**課題一覧:**
1) 本文をもとに、次の問いにそれぞれ一文で答えよ。
(a) ブル島で大型船が入れる唯一の場所はどこか。
(b) デフェンシ要塞が石造りの強固なものに変わったのは何年か。
(c) ワントラウ要塞には何人の兵隊が常駐したか。
2) 本文中の「1661年にシモン・コスがマンダルシャを石造りの要塞に作り替えた。」という一文を英語に訳せ。

*** 抜粋本文 ***

「マルクの悲惨(19)」(2024年04月16日)

ブル島の海岸線はほとんどがサンゴ礁と浅海に包まれていて、大型船が入れるのはただ一
ヵ所カイェリ湾だけになっている。それが原因で、大きなこの島の中でただそこにだけ人
口集中が起こった。VOCはブル島の支配と監視の拠点をカイェリに置いた。最初はただ
の軍営地だったようで、そこにはMandarsjahと呼ばれる木造の砦が1657年ごろに設け
られていた。

1661年にシモン・コスがマンダルシャを石造りの要塞に作り替えた。最初はCosburg
と呼ばれていたが、そのうちにFort Oostenburgに改名された。1689年にアンボン都
督が視察に訪れた時に火薬の大爆発事故が発生し、要塞が破壊された。当座の修復として
また木造の砦が作られ、Defensie要塞と呼ばれるようになった。

デフェンシ要塞が石造りの強固なものに変わったのは1785年のことだ。しかしその十
数年後にオランダのVOC本社は破産し、1799年末に会社は姿を消した。


マニパ島はブル島とセラム島やアンボンを結ぶ航路の通過点に位置している島だ。この島
にもクローブの木が生えており、島民はスパイス生産を生計の中心に置いて暮らしていた。
1641年、VOCはこの島の海岸部に石造りのWantrouw要塞を設けて守備隊を置き、同
時にそこをクローブ倉庫として使った。軍曹ひとりに指揮された20人の兵隊がこの要塞
に常駐した。

1656年にアンボン都督府が命令を出した。マニパ島でクローブの木を新たに育てたり
植えたりしてはならない。また生産を調整し、過剰な生産が起こらないようにせよ。死活
問題に直面した住民は反乱を起こした。オランダ人を皆殺しにしてしまえ。

*** 表示中の記録 ***

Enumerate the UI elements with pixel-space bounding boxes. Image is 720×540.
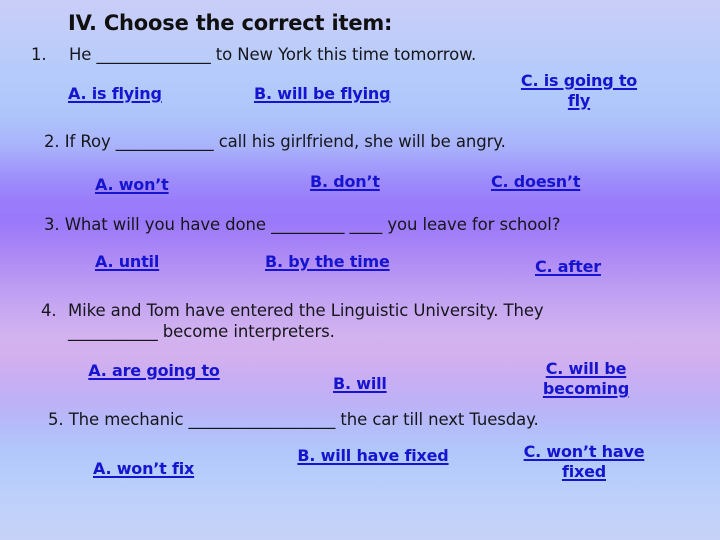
question-body-2: If Roy ____________ call his girlfriend,… (64, 132, 506, 151)
question-number-3: 3. (44, 215, 60, 234)
slide-canvas: IV. Choose the correct item: 1. He _____… (0, 0, 720, 540)
question-text-4-line1: Mike and Tom have entered the Linguistic… (68, 301, 544, 320)
option-3-c[interactable]: C. after (535, 257, 601, 277)
question-body-3: What will you have done _________ ____ y… (64, 215, 561, 234)
question-text-4-line2: ___________ become interpreters. (68, 322, 335, 341)
option-1-a[interactable]: A. is flying (68, 84, 162, 104)
option-1-b[interactable]: B. will be flying (254, 84, 391, 104)
option-2-a[interactable]: A. won’t (95, 175, 169, 195)
option-4-c[interactable]: C. will be becoming (520, 359, 652, 399)
question-text-2: 2. If Roy ____________ call his girlfrie… (44, 131, 684, 152)
question-text-3: 3. What will you have done _________ ___… (44, 214, 694, 235)
option-2-b[interactable]: B. don’t (310, 172, 380, 192)
question-number-1: 1. (31, 45, 47, 64)
question-number-4: 4. (41, 301, 57, 320)
option-2-c[interactable]: C. doesn’t (491, 172, 581, 192)
option-4-a[interactable]: A. are going to (85, 361, 223, 381)
option-5-a[interactable]: A. won’t fix (93, 459, 194, 479)
option-3-a[interactable]: A. until (95, 252, 159, 272)
question-body-5: The mechanic __________________ the car … (68, 410, 539, 429)
option-3-b[interactable]: B. by the time (265, 252, 390, 272)
question-text-1: He ______________ to New York this time … (69, 45, 477, 64)
question-number-5: 5. (48, 410, 64, 429)
page-title: IV. Choose the correct item: (68, 11, 393, 35)
option-5-c[interactable]: C. won’t have fixed (505, 442, 663, 482)
option-1-c[interactable]: C. is going to fly (513, 71, 645, 111)
option-4-b[interactable]: B. will (333, 374, 387, 394)
question-number-2: 2. (44, 132, 60, 151)
question-text-5: 5. The mechanic __________________ the c… (48, 409, 688, 430)
option-5-b[interactable]: B. will have fixed (297, 446, 449, 466)
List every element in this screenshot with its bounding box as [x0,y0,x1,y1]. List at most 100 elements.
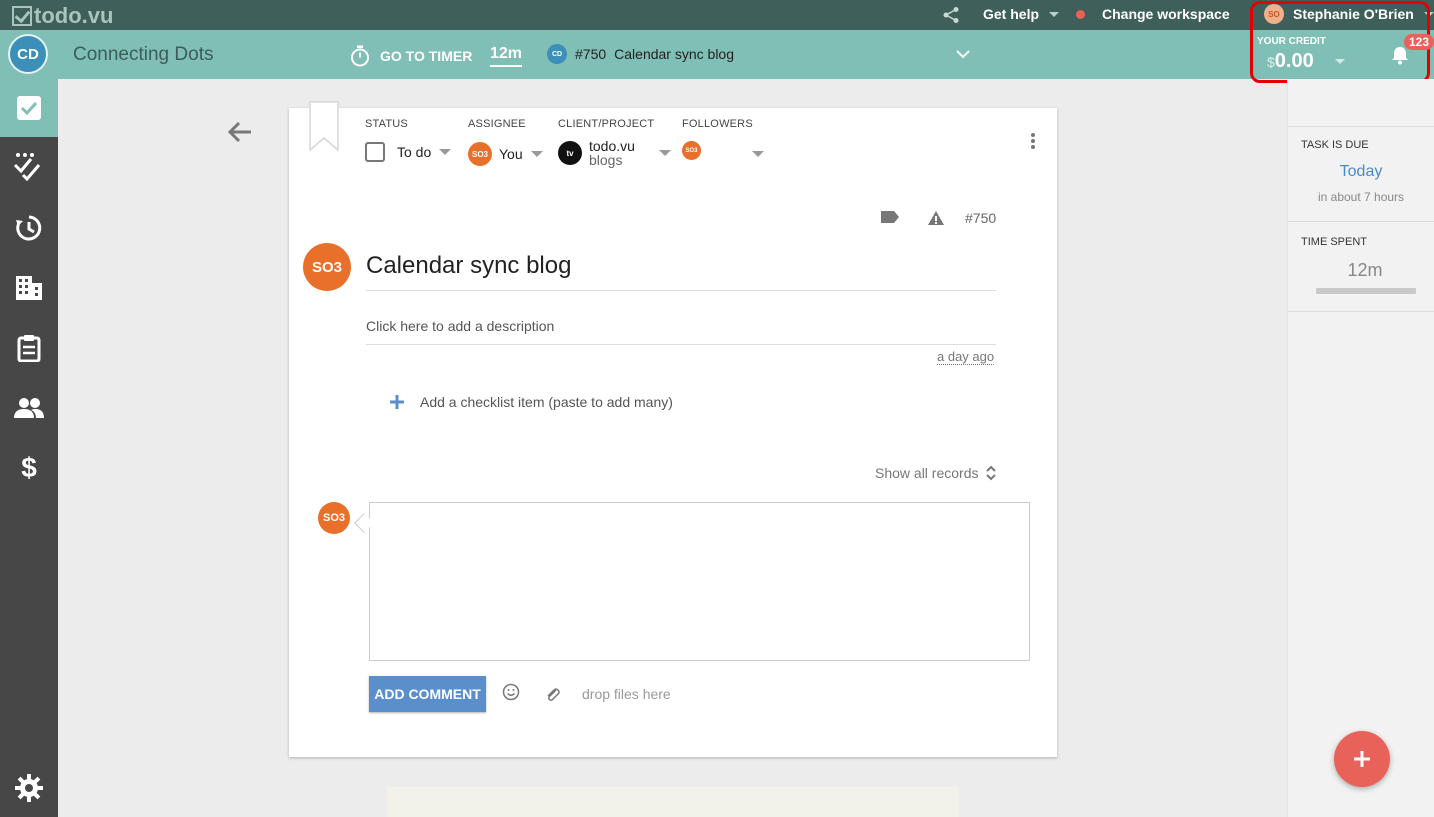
check-square-icon [17,96,41,120]
assignee-value: You [499,146,523,162]
add-comment-button[interactable]: ADD COMMENT [369,676,486,712]
people-icon [14,398,44,418]
assignee-label: ASSIGNEE [468,118,526,130]
sidebar: $ [0,79,58,817]
project-client: todo.vu [589,138,635,154]
chevron-down-icon [1049,11,1060,17]
commenter-avatar: SO3 [318,502,350,534]
client-project-label: CLIENT/PROJECT [558,118,655,130]
drop-files-label: drop files here [582,686,671,702]
task-due-value[interactable]: Today [1288,163,1434,181]
assignee-avatar: SO3 [468,142,492,166]
plus-icon [390,395,404,409]
change-workspace-menu[interactable]: Change workspace [1076,6,1230,22]
panel-divider [1288,311,1434,312]
sidebar-item-clients[interactable] [0,259,58,317]
share-icon[interactable] [942,6,960,24]
credit-currency: $ [1267,54,1275,70]
project-text: todo.vu blogs [589,139,635,167]
app-logo[interactable]: todo.vu [12,3,113,29]
task-title[interactable]: Calendar sync blog [366,252,996,291]
workspace-name[interactable]: Connecting Dots [73,44,213,66]
time-spent-bar [1316,288,1416,294]
current-task-avatar: CD [547,44,567,64]
chevron-down-icon [530,151,543,157]
warning-icon[interactable] [927,210,945,231]
credit-value[interactable]: $0.00 [1267,50,1314,73]
logo-check-icon [12,6,32,26]
sidebar-item-team[interactable] [0,379,58,437]
time-spent-label: TIME SPENT [1301,236,1368,248]
current-task[interactable]: CD #750 Calendar sync blog [547,44,734,64]
current-task-number: #750 [575,46,607,62]
unfold-icon [985,465,996,481]
status-value: To do [397,144,432,160]
status-dot-icon [1076,9,1085,19]
clipboard-icon [17,335,41,362]
chevron-down-icon [658,150,671,156]
status-checkbox[interactable] [365,142,385,162]
assignee-dropdown[interactable]: SO3 You [468,142,543,166]
checklist-icon [13,153,41,181]
back-arrow-icon[interactable] [226,118,254,151]
comment-input[interactable] [369,502,1030,661]
change-workspace-label: Change workspace [1102,6,1230,22]
more-options-icon[interactable] [1030,132,1036,155]
show-all-records-button[interactable]: Show all records [875,464,997,482]
credit-label: YOUR CREDIT [1257,36,1326,47]
status-dropdown[interactable]: To do [365,142,452,162]
logo-text: todo.vu [34,3,114,28]
add-task-fab[interactable] [1334,731,1390,787]
tag-icon[interactable] [880,210,900,229]
building-icon [16,276,42,300]
task-due-label: TASK IS DUE [1301,139,1369,151]
top-bar: todo.vu Get help Change workspace SO Ste… [0,0,1434,30]
follower-avatar: SO3 [682,141,701,160]
panel-divider [1288,126,1434,127]
stopwatch-icon [351,45,369,67]
sidebar-item-projects[interactable] [0,319,58,377]
chevron-down-icon[interactable] [955,46,971,64]
emoji-icon[interactable] [502,683,520,706]
timer-value[interactable]: 12m [490,45,523,67]
add-checklist-item[interactable]: Add a checklist item (paste to add many) [389,394,673,410]
task-description-field[interactable]: Click here to add a description [366,318,996,345]
client-project-dropdown[interactable]: tv todo.vu blogs [558,139,671,167]
credit-amount: 0.00 [1274,50,1314,72]
paperclip-icon[interactable] [545,686,561,709]
next-card-preview [387,787,959,817]
go-to-timer-label: GO TO TIMER [380,48,473,64]
chevron-down-icon [752,150,764,157]
sidebar-item-tasks[interactable] [0,79,58,137]
get-help-label: Get help [983,6,1040,22]
show-all-records-label: Show all records [875,465,979,481]
project-avatar: tv [558,141,582,165]
notification-badge: 123 [1404,34,1434,50]
checklist-placeholder: Add a checklist item (paste to add many) [420,394,673,410]
sidebar-item-settings[interactable] [0,759,58,817]
sidebar-item-billing[interactable]: $ [0,439,58,497]
followers-dropdown[interactable]: SO3 [682,141,764,160]
go-to-timer-button[interactable]: GO TO TIMER [350,45,472,67]
get-help-menu[interactable]: Get help [983,6,1060,22]
sidebar-item-checklist[interactable] [0,137,58,195]
sidebar-item-history[interactable] [0,199,58,257]
chevron-down-icon[interactable] [1335,51,1345,69]
status-label: STATUS [365,118,408,130]
followers-label: FOLLOWERS [682,118,753,130]
history-icon [16,215,42,241]
plus-icon [1354,751,1370,767]
task-number: #750 [965,210,997,226]
panel-divider [1288,221,1434,222]
bookmark-icon[interactable] [308,100,340,157]
task-created-time: a day ago [937,349,995,365]
dollar-icon: $ [21,452,37,483]
task-owner-avatar[interactable]: SO3 [303,243,351,291]
current-task-title: Calendar sync blog [614,46,735,62]
project-name: blogs [589,152,623,168]
task-due-relative: in about 7 hours [1317,190,1405,204]
gear-icon [15,774,43,802]
workspace-avatar[interactable]: CD [8,34,48,74]
time-spent-value: 12m [1347,260,1383,280]
chevron-down-icon [439,149,452,155]
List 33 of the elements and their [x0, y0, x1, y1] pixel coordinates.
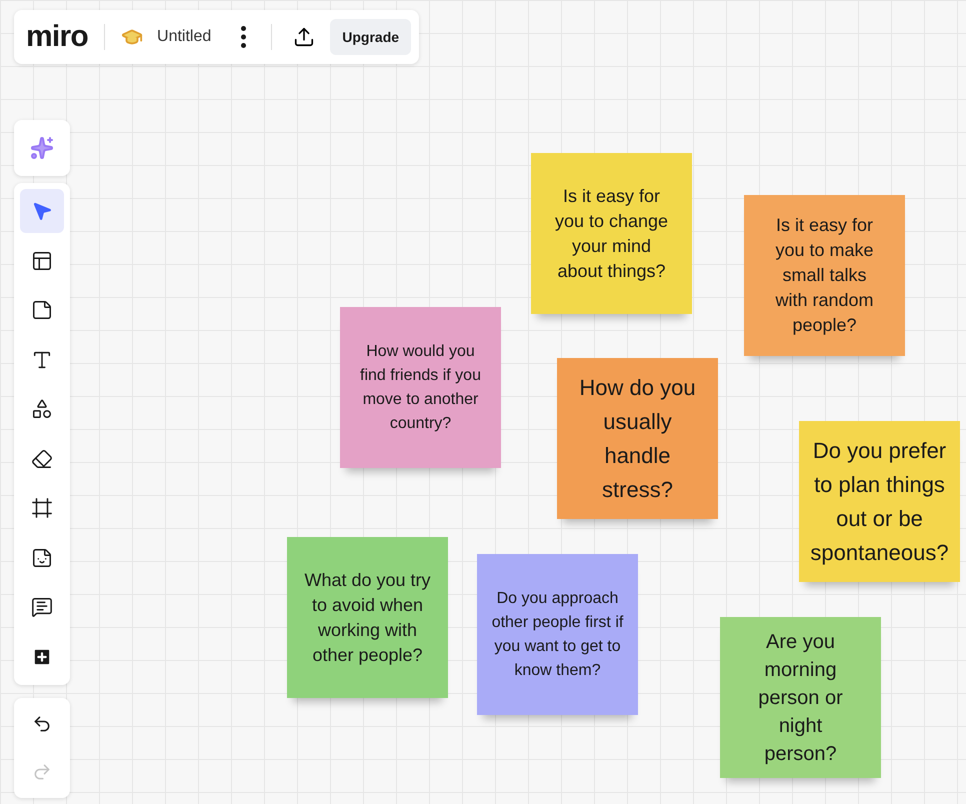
- sticky-note[interactable]: Is it easy for you to change your mind about things?: [531, 153, 692, 314]
- sticky-note-text: Do you approach other people first if you want to get to know them?: [491, 588, 624, 680]
- layout-icon: [31, 250, 53, 272]
- sticky-note-text: Is it easy for you to make small talks with random people?: [774, 214, 875, 337]
- sticky-note[interactable]: Do you approach other people first if you want to get to know them?: [477, 554, 638, 715]
- logo[interactable]: miro: [26, 22, 88, 52]
- sticky-note[interactable]: How would you find friends if you move to another country?: [340, 307, 501, 468]
- eraser-icon: [31, 448, 53, 470]
- sticky-note[interactable]: Do you prefer to plan things out or be spontaneous?: [799, 421, 960, 582]
- upload-icon: [293, 26, 316, 48]
- sticky-note-icon: [31, 299, 53, 321]
- shapes-icon: [31, 398, 53, 420]
- sticky-note-text: Do you prefer to plan things out or be spontaneous?: [809, 436, 950, 567]
- upgrade-button[interactable]: Upgrade: [330, 19, 412, 55]
- comment-icon: [31, 596, 53, 618]
- sparkles-icon: [30, 136, 54, 160]
- sticky-note[interactable]: Are you morning person or night person?: [720, 617, 881, 778]
- undo-icon: [32, 714, 52, 734]
- ai-button[interactable]: [14, 120, 70, 176]
- sticker-icon: [31, 546, 53, 568]
- sticky-note-text: Is it easy for you to change your mind about things?: [554, 184, 670, 283]
- sticky-note-text: How would you find friends if you move to another country?: [359, 342, 482, 434]
- sticky-note[interactable]: What do you try to avoid when working with other people?: [287, 537, 448, 698]
- sticky-note-text: How do you usually handle stress?: [578, 374, 697, 504]
- redo-icon: [32, 762, 52, 782]
- more-icon: [240, 26, 246, 48]
- board-title[interactable]: Untitled: [157, 25, 212, 49]
- sticky-note-text: What do you try to avoid when working with other people?: [303, 568, 432, 667]
- cursor-icon: [31, 200, 53, 222]
- sticky-note[interactable]: How do you usually handle stress?: [557, 358, 718, 519]
- sticky-note-text: Are you morning person or night person?: [757, 630, 844, 766]
- sticky-note[interactable]: Is it easy for you to make small talks with random people?: [744, 195, 905, 356]
- frame-icon: [31, 497, 53, 519]
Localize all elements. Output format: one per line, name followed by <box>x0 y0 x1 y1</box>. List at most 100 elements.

***

**演習の解答:**
1)
(a) 大型船が入れる唯一の場所はカイェリ湾だ。
(b) デフェンシ要塞が石造りになったのは1785年だ。
(c) 軍曹ひとりに指揮された20人の兵隊が常駐した。

2) In 1661, Simon Cos rebuilt Mandarsjah as a stone fortress.